==== Input material ====
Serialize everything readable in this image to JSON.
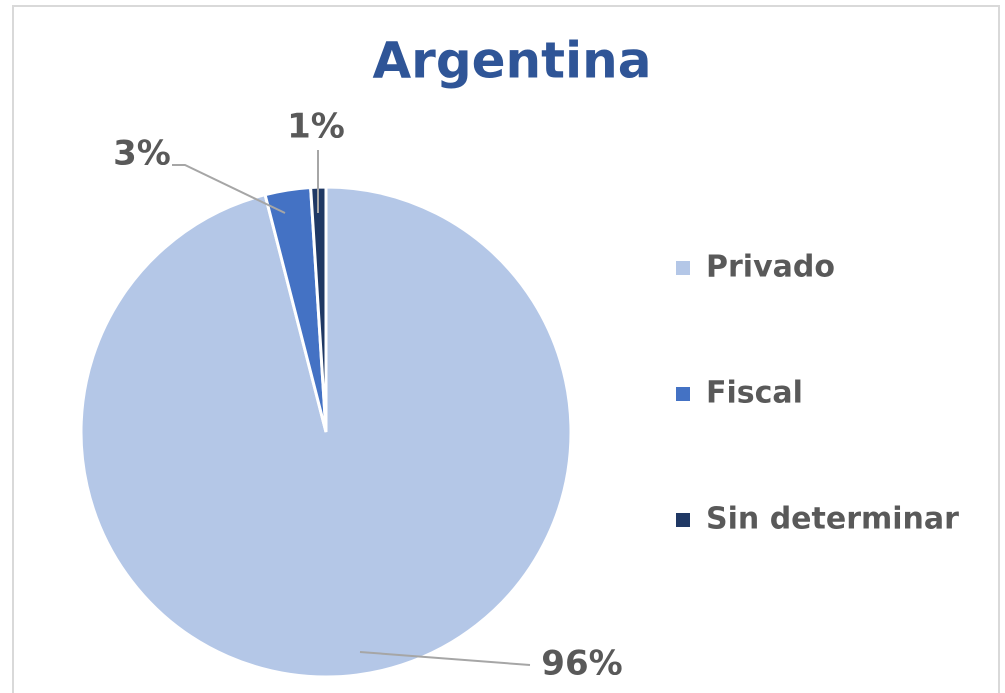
{
  "chart_data": {
    "type": "pie",
    "title": "Argentina",
    "categories": [
      "Privado",
      "Fiscal",
      "Sin determinar"
    ],
    "values": [
      96,
      3,
      1
    ],
    "value_labels": [
      "96%",
      "3%",
      "1%"
    ],
    "colors": [
      "#b4c7e7",
      "#4472c4",
      "#1f3864"
    ],
    "legend": "right"
  }
}
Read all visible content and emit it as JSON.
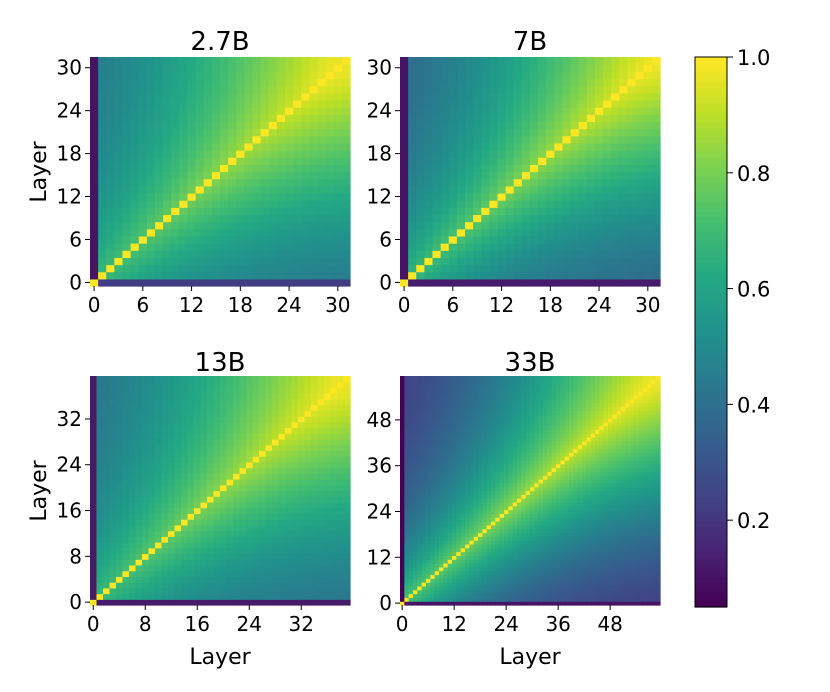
{
  "chart_data": {
    "type": "heatmap",
    "colormap": "viridis",
    "colorbar": {
      "range": [
        0.05,
        1.0
      ],
      "ticks": [
        0.2,
        0.4,
        0.6,
        0.8,
        1.0
      ],
      "tick_labels": [
        "0.2",
        "0.4",
        "0.6",
        "0.8",
        "1.0"
      ]
    },
    "panels": [
      {
        "title": "2.7B",
        "n_layers": 32,
        "xlabel": "",
        "ylabel": "Layer",
        "xticks": [
          0,
          6,
          12,
          18,
          24,
          30
        ],
        "yticks": [
          0,
          6,
          12,
          18,
          24,
          30
        ],
        "model": {
          "decay": 0.05,
          "floor": 0.3,
          "cap": 0.55,
          "edge_col": 0.1,
          "edge_row": 0.22
        }
      },
      {
        "title": "7B",
        "n_layers": 32,
        "xlabel": "",
        "ylabel": "",
        "xticks": [
          0,
          6,
          12,
          18,
          24,
          30
        ],
        "yticks": [
          0,
          6,
          12,
          18,
          24,
          30
        ],
        "model": {
          "decay": 0.06,
          "floor": 0.27,
          "cap": 0.55,
          "edge_col": 0.1,
          "edge_row": 0.12
        }
      },
      {
        "title": "13B",
        "n_layers": 40,
        "xlabel": "Layer",
        "ylabel": "Layer",
        "xticks": [
          0,
          8,
          16,
          24,
          32
        ],
        "yticks": [
          0,
          8,
          16,
          24,
          32
        ],
        "model": {
          "decay": 0.045,
          "floor": 0.3,
          "cap": 0.55,
          "edge_col": 0.12,
          "edge_row": 0.12
        }
      },
      {
        "title": "33B",
        "n_layers": 60,
        "xlabel": "Layer",
        "ylabel": "",
        "xticks": [
          0,
          12,
          24,
          36,
          48
        ],
        "yticks": [
          0,
          12,
          24,
          36,
          48
        ],
        "model": {
          "decay": 0.035,
          "floor": 0.1,
          "cap": 0.7,
          "edge_col": 0.05,
          "edge_row": 0.1
        }
      }
    ]
  }
}
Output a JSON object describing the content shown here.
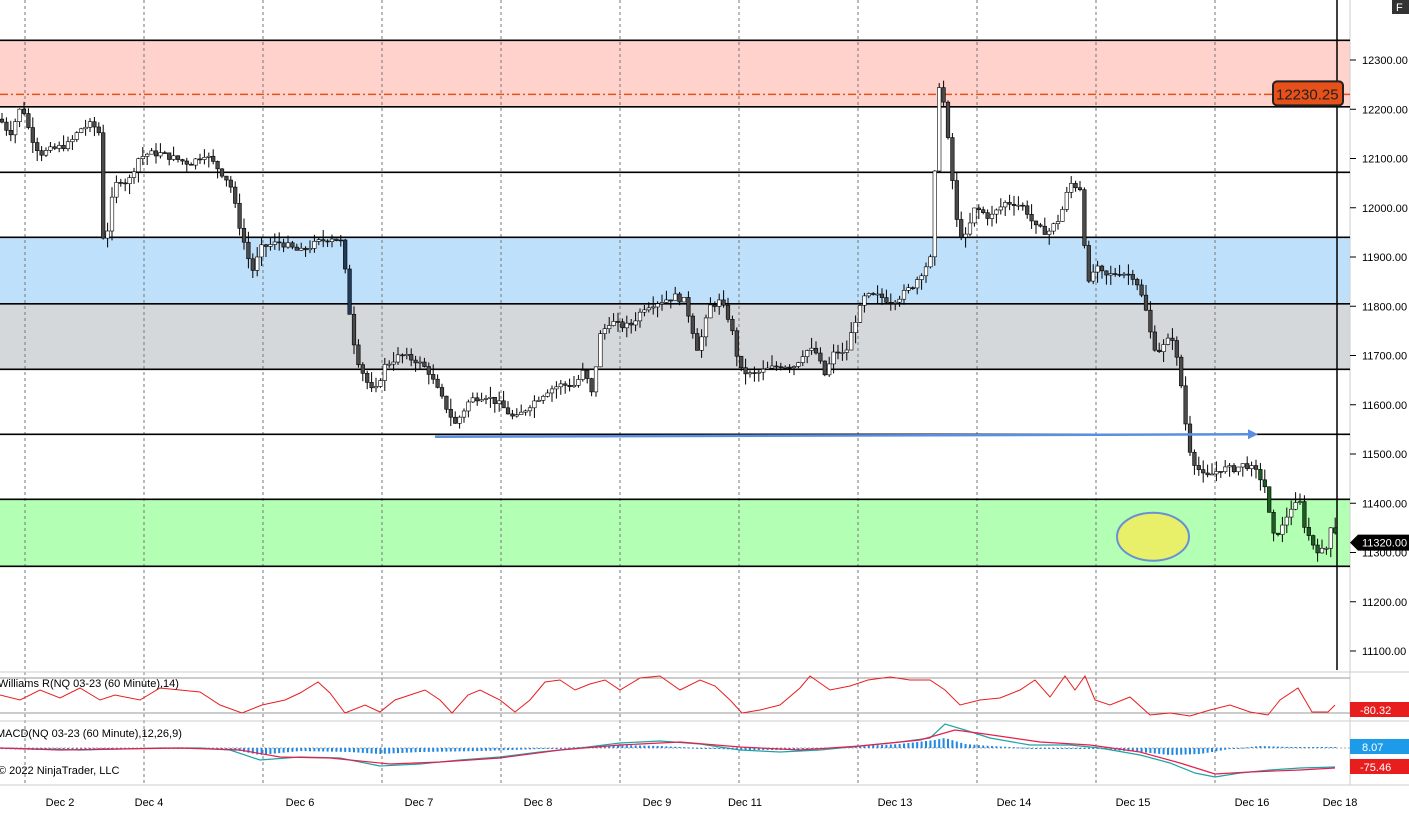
{
  "chart_data": {
    "type": "candlestick",
    "instrument": "NQ 03-23",
    "interval": "60 Minute",
    "price_axis": {
      "min": 11060,
      "max": 12380,
      "ticks": [
        12300,
        12200,
        12100,
        12000,
        11900,
        11800,
        11700,
        11600,
        11500,
        11400,
        11300,
        11200,
        11100
      ],
      "tick_labels": [
        "12300.00",
        "12200.00",
        "12100.00",
        "12000.00",
        "11900.00",
        "11800.00",
        "11700.00",
        "11600.00",
        "11500.00",
        "11400.00",
        "11300.00",
        "11200.00",
        "11100.00"
      ]
    },
    "x_labels": [
      {
        "label": "Dec 2",
        "pos": 60
      },
      {
        "label": "Dec 4",
        "pos": 149
      },
      {
        "label": "Dec 6",
        "pos": 300
      },
      {
        "label": "Dec 7",
        "pos": 419
      },
      {
        "label": "Dec 8",
        "pos": 538
      },
      {
        "label": "Dec 9",
        "pos": 657
      },
      {
        "label": "Dec 11",
        "pos": 745
      },
      {
        "label": "Dec 13",
        "pos": 895
      },
      {
        "label": "Dec 14",
        "pos": 1014
      },
      {
        "label": "Dec 15",
        "pos": 1133
      },
      {
        "label": "Dec 16",
        "pos": 1252
      },
      {
        "label": "Dec 18",
        "pos": 1340
      }
    ],
    "zones": [
      {
        "name": "resistance-zone",
        "low": 12205,
        "high": 12340,
        "color": "#ffd2cc"
      },
      {
        "name": "blue-zone",
        "low": 11805,
        "high": 11940,
        "color": "#bfe0fb"
      },
      {
        "name": "gray-zone",
        "low": 11672,
        "high": 11805,
        "color": "#d5d8db"
      },
      {
        "name": "support-zone",
        "low": 11272,
        "high": 11408,
        "color": "#b3ffb3"
      }
    ],
    "horizontal_lines": [
      12340,
      12205,
      12072,
      11940,
      11805,
      11672,
      11540,
      11408,
      11272
    ],
    "dash_line": {
      "value": 12230.25,
      "color": "#e8501a"
    },
    "trend_arrow": {
      "x1": 435,
      "y1": 11535,
      "x2": 1258,
      "y2": 11540,
      "color": "#5b8ede"
    },
    "ellipse": {
      "cx": 1153,
      "price": 11332,
      "color": "#e8f06a",
      "stroke": "#6b8fd4"
    },
    "price_path": [
      [
        0,
        12180
      ],
      [
        10,
        12150
      ],
      [
        22,
        12210
      ],
      [
        30,
        12150
      ],
      [
        40,
        12110
      ],
      [
        55,
        12120
      ],
      [
        70,
        12130
      ],
      [
        80,
        12160
      ],
      [
        92,
        12170
      ],
      [
        100,
        12150
      ],
      [
        104,
        11890
      ],
      [
        110,
        12000
      ],
      [
        118,
        12060
      ],
      [
        128,
        12050
      ],
      [
        138,
        12100
      ],
      [
        148,
        12110
      ],
      [
        160,
        12110
      ],
      [
        175,
        12100
      ],
      [
        190,
        12090
      ],
      [
        205,
        12110
      ],
      [
        218,
        12080
      ],
      [
        230,
        12050
      ],
      [
        240,
        11960
      ],
      [
        252,
        11870
      ],
      [
        262,
        11920
      ],
      [
        280,
        11930
      ],
      [
        300,
        11910
      ],
      [
        318,
        11930
      ],
      [
        332,
        11940
      ],
      [
        342,
        11930
      ],
      [
        350,
        11780
      ],
      [
        356,
        11700
      ],
      [
        366,
        11650
      ],
      [
        374,
        11620
      ],
      [
        385,
        11680
      ],
      [
        400,
        11700
      ],
      [
        416,
        11690
      ],
      [
        428,
        11670
      ],
      [
        440,
        11620
      ],
      [
        455,
        11560
      ],
      [
        470,
        11610
      ],
      [
        485,
        11620
      ],
      [
        500,
        11600
      ],
      [
        515,
        11570
      ],
      [
        530,
        11600
      ],
      [
        548,
        11630
      ],
      [
        560,
        11640
      ],
      [
        575,
        11640
      ],
      [
        584,
        11670
      ],
      [
        592,
        11620
      ],
      [
        600,
        11740
      ],
      [
        610,
        11770
      ],
      [
        620,
        11760
      ],
      [
        630,
        11760
      ],
      [
        645,
        11800
      ],
      [
        660,
        11810
      ],
      [
        675,
        11820
      ],
      [
        685,
        11810
      ],
      [
        698,
        11710
      ],
      [
        710,
        11800
      ],
      [
        720,
        11810
      ],
      [
        730,
        11770
      ],
      [
        740,
        11670
      ],
      [
        752,
        11660
      ],
      [
        765,
        11670
      ],
      [
        780,
        11680
      ],
      [
        795,
        11680
      ],
      [
        805,
        11710
      ],
      [
        815,
        11710
      ],
      [
        825,
        11660
      ],
      [
        835,
        11710
      ],
      [
        845,
        11700
      ],
      [
        855,
        11770
      ],
      [
        865,
        11820
      ],
      [
        880,
        11820
      ],
      [
        890,
        11810
      ],
      [
        900,
        11820
      ],
      [
        912,
        11840
      ],
      [
        922,
        11870
      ],
      [
        932,
        11900
      ],
      [
        938,
        12260
      ],
      [
        944,
        12210
      ],
      [
        950,
        12100
      ],
      [
        958,
        11950
      ],
      [
        966,
        11940
      ],
      [
        975,
        12000
      ],
      [
        990,
        11980
      ],
      [
        1005,
        12010
      ],
      [
        1015,
        12010
      ],
      [
        1025,
        12000
      ],
      [
        1035,
        11960
      ],
      [
        1048,
        11950
      ],
      [
        1060,
        11980
      ],
      [
        1070,
        12050
      ],
      [
        1080,
        12040
      ],
      [
        1088,
        11840
      ],
      [
        1095,
        11880
      ],
      [
        1105,
        11860
      ],
      [
        1120,
        11870
      ],
      [
        1135,
        11860
      ],
      [
        1145,
        11800
      ],
      [
        1153,
        11720
      ],
      [
        1160,
        11710
      ],
      [
        1172,
        11740
      ],
      [
        1180,
        11660
      ],
      [
        1188,
        11520
      ],
      [
        1195,
        11480
      ],
      [
        1205,
        11450
      ],
      [
        1220,
        11470
      ],
      [
        1235,
        11470
      ],
      [
        1245,
        11480
      ],
      [
        1258,
        11460
      ],
      [
        1266,
        11430
      ],
      [
        1272,
        11330
      ],
      [
        1282,
        11350
      ],
      [
        1290,
        11390
      ],
      [
        1300,
        11400
      ],
      [
        1305,
        11350
      ],
      [
        1312,
        11320
      ],
      [
        1320,
        11300
      ],
      [
        1327,
        11310
      ],
      [
        1332,
        11370
      ],
      [
        1338,
        11320
      ]
    ],
    "last_price_label": {
      "value": "11320.00",
      "price": 11320
    },
    "dash_label": {
      "value": "12230.25"
    },
    "williams_r": {
      "label": "Williams R(NQ 03-23 (60 Minute),14)",
      "value": "-80.32",
      "line_color": "#e81e1e",
      "badge_color": "#e81e1e",
      "path": [
        [
          0,
          695
        ],
        [
          20,
          700
        ],
        [
          40,
          690
        ],
        [
          60,
          698
        ],
        [
          80,
          688
        ],
        [
          100,
          700
        ],
        [
          115,
          695
        ],
        [
          140,
          700
        ],
        [
          160,
          688
        ],
        [
          180,
          690
        ],
        [
          200,
          692
        ],
        [
          220,
          705
        ],
        [
          242,
          713
        ],
        [
          262,
          705
        ],
        [
          285,
          700
        ],
        [
          300,
          693
        ],
        [
          318,
          682
        ],
        [
          330,
          693
        ],
        [
          345,
          713
        ],
        [
          365,
          705
        ],
        [
          380,
          712
        ],
        [
          395,
          700
        ],
        [
          410,
          695
        ],
        [
          425,
          690
        ],
        [
          440,
          700
        ],
        [
          452,
          713
        ],
        [
          468,
          695
        ],
        [
          480,
          690
        ],
        [
          500,
          700
        ],
        [
          515,
          712
        ],
        [
          530,
          700
        ],
        [
          545,
          682
        ],
        [
          560,
          680
        ],
        [
          575,
          690
        ],
        [
          590,
          684
        ],
        [
          605,
          680
        ],
        [
          620,
          690
        ],
        [
          640,
          678
        ],
        [
          660,
          676
        ],
        [
          680,
          690
        ],
        [
          700,
          680
        ],
        [
          715,
          686
        ],
        [
          730,
          700
        ],
        [
          742,
          713
        ],
        [
          760,
          710
        ],
        [
          780,
          705
        ],
        [
          800,
          688
        ],
        [
          810,
          676
        ],
        [
          830,
          690
        ],
        [
          850,
          686
        ],
        [
          868,
          680
        ],
        [
          890,
          677
        ],
        [
          910,
          680
        ],
        [
          930,
          680
        ],
        [
          945,
          690
        ],
        [
          960,
          705
        ],
        [
          980,
          700
        ],
        [
          1000,
          698
        ],
        [
          1020,
          690
        ],
        [
          1035,
          680
        ],
        [
          1050,
          697
        ],
        [
          1065,
          676
        ],
        [
          1075,
          690
        ],
        [
          1085,
          676
        ],
        [
          1095,
          700
        ],
        [
          1110,
          705
        ],
        [
          1130,
          697
        ],
        [
          1150,
          715
        ],
        [
          1170,
          713
        ],
        [
          1190,
          716
        ],
        [
          1210,
          710
        ],
        [
          1230,
          705
        ],
        [
          1250,
          712
        ],
        [
          1268,
          715
        ],
        [
          1280,
          700
        ],
        [
          1298,
          688
        ],
        [
          1312,
          712
        ],
        [
          1328,
          712
        ],
        [
          1335,
          705
        ]
      ]
    },
    "macd": {
      "label": "MACD(NQ 03-23 (60 Minute),12,26,9)",
      "value1": "8.07",
      "value2": "-75.46",
      "badge1_color": "#1e9be8",
      "badge2_color": "#e81e1e",
      "zero_y": 748,
      "macd_path": [
        [
          0,
          748
        ],
        [
          40,
          749
        ],
        [
          80,
          750
        ],
        [
          120,
          749
        ],
        [
          160,
          748
        ],
        [
          200,
          748
        ],
        [
          230,
          750
        ],
        [
          260,
          760
        ],
        [
          300,
          757
        ],
        [
          340,
          758
        ],
        [
          380,
          766
        ],
        [
          420,
          764
        ],
        [
          460,
          760
        ],
        [
          500,
          757
        ],
        [
          540,
          752
        ],
        [
          580,
          748
        ],
        [
          620,
          743
        ],
        [
          660,
          741
        ],
        [
          700,
          744
        ],
        [
          740,
          750
        ],
        [
          780,
          752
        ],
        [
          820,
          750
        ],
        [
          860,
          746
        ],
        [
          900,
          742
        ],
        [
          930,
          738
        ],
        [
          945,
          724
        ],
        [
          965,
          730
        ],
        [
          990,
          738
        ],
        [
          1030,
          745
        ],
        [
          1070,
          745
        ],
        [
          1100,
          748
        ],
        [
          1140,
          755
        ],
        [
          1170,
          763
        ],
        [
          1195,
          773
        ],
        [
          1215,
          777
        ],
        [
          1240,
          773
        ],
        [
          1270,
          770
        ],
        [
          1300,
          768
        ],
        [
          1335,
          767
        ]
      ],
      "signal_path": [
        [
          0,
          748
        ],
        [
          60,
          750
        ],
        [
          120,
          749
        ],
        [
          180,
          748
        ],
        [
          240,
          750
        ],
        [
          280,
          757
        ],
        [
          330,
          758
        ],
        [
          390,
          764
        ],
        [
          440,
          762
        ],
        [
          500,
          758
        ],
        [
          560,
          750
        ],
        [
          620,
          745
        ],
        [
          680,
          742
        ],
        [
          740,
          747
        ],
        [
          800,
          750
        ],
        [
          860,
          746
        ],
        [
          920,
          740
        ],
        [
          955,
          730
        ],
        [
          985,
          734
        ],
        [
          1040,
          742
        ],
        [
          1090,
          745
        ],
        [
          1140,
          752
        ],
        [
          1180,
          763
        ],
        [
          1215,
          774
        ],
        [
          1250,
          772
        ],
        [
          1300,
          770
        ],
        [
          1335,
          768
        ]
      ],
      "histogram": [
        [
          0,
          749
        ],
        [
          40,
          750
        ],
        [
          80,
          749
        ],
        [
          120,
          748
        ],
        [
          200,
          748
        ],
        [
          240,
          751
        ],
        [
          260,
          755
        ],
        [
          300,
          751
        ],
        [
          350,
          752
        ],
        [
          380,
          754
        ],
        [
          420,
          752
        ],
        [
          480,
          751
        ],
        [
          540,
          749
        ],
        [
          580,
          747
        ],
        [
          620,
          745
        ],
        [
          660,
          746
        ],
        [
          700,
          748
        ],
        [
          740,
          750
        ],
        [
          780,
          750
        ],
        [
          820,
          749
        ],
        [
          860,
          746
        ],
        [
          900,
          744
        ],
        [
          935,
          740
        ],
        [
          945,
          738
        ],
        [
          965,
          744
        ],
        [
          990,
          746
        ],
        [
          1030,
          748
        ],
        [
          1080,
          748
        ],
        [
          1100,
          749
        ],
        [
          1140,
          752
        ],
        [
          1170,
          755
        ],
        [
          1200,
          754
        ],
        [
          1230,
          749
        ],
        [
          1260,
          746
        ],
        [
          1290,
          747
        ],
        [
          1320,
          747
        ]
      ]
    },
    "copyright": "© 2022 NinjaTrader, LLC",
    "corner_badge": "F"
  }
}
====
Extract, from the listing above, every line where the string "title" occurs.

    "title": "Argentina",
        "title": "2.7B",
        "title": "7B",
        "title": "13B",
        "title": "33B",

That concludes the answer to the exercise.